Data section.
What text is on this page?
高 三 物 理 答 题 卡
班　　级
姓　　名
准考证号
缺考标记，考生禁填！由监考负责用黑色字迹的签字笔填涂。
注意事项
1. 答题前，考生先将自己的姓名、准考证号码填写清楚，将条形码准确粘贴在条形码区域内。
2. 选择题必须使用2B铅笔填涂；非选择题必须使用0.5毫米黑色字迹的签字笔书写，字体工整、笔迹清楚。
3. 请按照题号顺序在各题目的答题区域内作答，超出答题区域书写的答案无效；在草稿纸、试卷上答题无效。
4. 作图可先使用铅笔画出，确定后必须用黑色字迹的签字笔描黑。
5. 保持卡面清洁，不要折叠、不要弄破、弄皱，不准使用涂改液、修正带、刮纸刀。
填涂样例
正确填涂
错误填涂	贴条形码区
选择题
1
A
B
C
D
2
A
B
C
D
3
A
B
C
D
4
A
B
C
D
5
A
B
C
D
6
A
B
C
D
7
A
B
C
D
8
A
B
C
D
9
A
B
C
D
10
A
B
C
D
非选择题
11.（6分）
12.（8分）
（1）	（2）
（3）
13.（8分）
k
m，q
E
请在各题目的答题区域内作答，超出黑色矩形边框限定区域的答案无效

What the exercise asks. Restate every entry word for word.

Solved exercise.
What text is on this page?
高 三 物 理 答 题 卡
班　　级
姓　　名
准考证号
缺考标记，考生禁填！由监考负责用黑色字迹的签字笔填涂。
注意事项
1. 答题前，考生先将自己的姓名、准考证号码填写清楚，将条形码准确粘贴在条形码区域内。
2. 选择题必须使用2B铅笔填涂；非选择题必须使用0.5毫米黑色字迹的签字笔书写，字体工整、笔迹清楚。
3. 请按照题号顺序在各题目的答题区域内作答，超出答题区域书写的答案无效；在草稿纸、试卷上答题无效。
4. 作图可先使用铅笔画出，确定后必须用黑色字迹的签字笔描黑。
5. 保持卡面清洁，不要折叠、不要弄破、弄皱，不准使用涂改液、修正带、刮纸刀。
填涂样例
正确填涂
错误填涂	贴条形码区
选择题
1
A
B
C
D
2
A
B
C
D
3
A
B
C
D
4
A
B
C
D
5
A
B
C
D
6
A
B
C
D
7
A
B
C
D
8
A
B
C
D
9
A
B
C
D
10
A
B
C
D
非选择题
11.（6分）
12.（8分）
（1）	（2）
（3）
13.（8分）
k
m，q
E
请在各题目的答题区域内作答，超出黑色矩形边框限定区域的答案无效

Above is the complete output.